**Written task 1**
Answer these questions about the kitten thread:
(a) How old are the two sisters being adopted?
(b) What names does Heather102180 suggest?
(c) Which Valentine names does stormy offer?

# Introducing my new baby girls...



## KerriKitty (Feb 10, 2004)

They are sisters and 11 weeks old. I just got the news that I've been approved to adopt them, and tomorrow morning I am going to pick them up! I am going to spend today thinking of their names...I am so excited!


----------



## Chocolate (Feb 5, 2004)

They are lovely  Beautiful colours.


----------



## Annissa (Dec 9, 2003)

Ohhhhh! They are so beautiful! Lucky!


----------



## kristi (Sep 19, 2003)

Wow, they're beautiful. Perhaps you should name them after a set of famous sisters. At the moment, though, I can't think of any! :lol:


----------



## queen of the nile (Aug 16, 2003)

Oh my gosh, they are so sweet! I love fuzzy kittens. :)


----------



## jonsgirl (Nov 7, 2003)

kristi said:


> Wow, they're beautiful. Perhaps you should name them after a set of famous sisters. At the moment, though, I can't think of any! :lol:


Good Idea!!!!

Mary Kate and Ashley. hee hee.
Thelma and Louise
Marcia and Jan. (Marcia Marcia Marcia!!!!!)
Wynonna and Ashley
Britney and Jamie Lynn
Zsa Zsa and Eva

Paris and Nikki ( :roll: )


----------



## Heather102180 (Nov 19, 2003)

They are cute. Name em Salt and Pepper :lol:


----------



## CATTYBIRD (Jan 24, 2004)

Cute kittens!


----------



## Padunk (Oct 20, 2003)

Adorable longhairs!


----------



## stormy (Dec 7, 2003)

They are sooo cute!!!  
What a great Valentine gift for you, how about Valentines names like Cupid, Venus...Oh, that's all I can think of.....anyone else know a good Valentine name???


----------



## Lori (Jun 8, 2003)

Beautiful kittens!


----------



## Mike (Jan 27, 2004)

Kerri, they are adorable!

I am excited for you. Go ahead, just ~try~ and get some sleep tonight. :wink: 

The only sounds coming from Kerri's home are the words, "Is it Saturday yet, is it Saturday yet, is it Saturday yet..."

Mike


----------



## CATTYBIRD (Jan 24, 2004)

Cute kittens!


----------



## KerriKitty (Feb 10, 2004)

Mike said:


> Kerri, they are adorable!
> 
> I am excited for you. Go ahead, just ~try~ and get some sleep tonight. :wink:
> 
> ...


That is precisely what's going through my head right now!! :lol: 

Thanks for the compliments everyone!!

**Written task 2**
Can you lay out the lines of the records as a JSON list of strings, one per line, skipping blank lines? Start at the line containing "dimension-top-width: 9cm (3.54inch)" and end at the last line of the records.

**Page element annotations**
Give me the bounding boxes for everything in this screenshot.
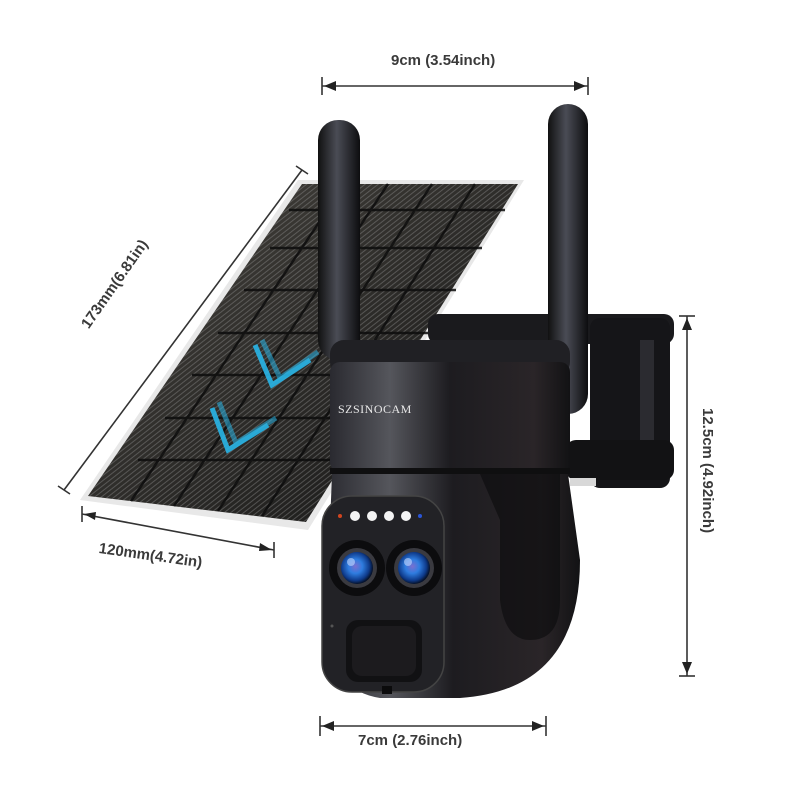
dimension-top-width: 9cm (3.54inch) [391,52,496,69]
charging-arrow-icons [209,338,320,454]
ir-led-strip [338,511,422,521]
dual-lens [329,540,442,596]
antennas [318,104,588,414]
dimension-height: 12.5cm (4.92inch) [699,408,716,534]
solar-panel [80,180,524,530]
brand-logo: SZSINOCAM [338,402,412,416]
dimension-bottom-width: 7cm (2.76inch) [358,732,463,749]
camera-body [321,340,580,698]
dimension-lines [57,77,695,736]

**Result 1**
(a) 11 weeks old.
(b) Salt and Pepper.
(c) Cupid and Venus.

**Result 2**
[
  "dimension-top-width: 9cm (3.54inch) [391,52,496,69]",
  "charging-arrow-icons [209,338,320,454]",
  "ir-led-strip [338,511,422,521]",
  "dual-lens [329,540,442,596]",
  "antennas [318,104,588,414]",
  "dimension-height: 12.5cm (4.92inch) [699,408,716,534]",
  "solar-panel [80,180,524,530]",
  "brand-logo: SZSINOCAM [338,402,412,416]",
  "dimension-bottom-width: 7cm (2.76inch) [358,732,463,749]",
  "camera-body [321,340,580,698]",
  "dimension-lines [57,77,695,736]"
]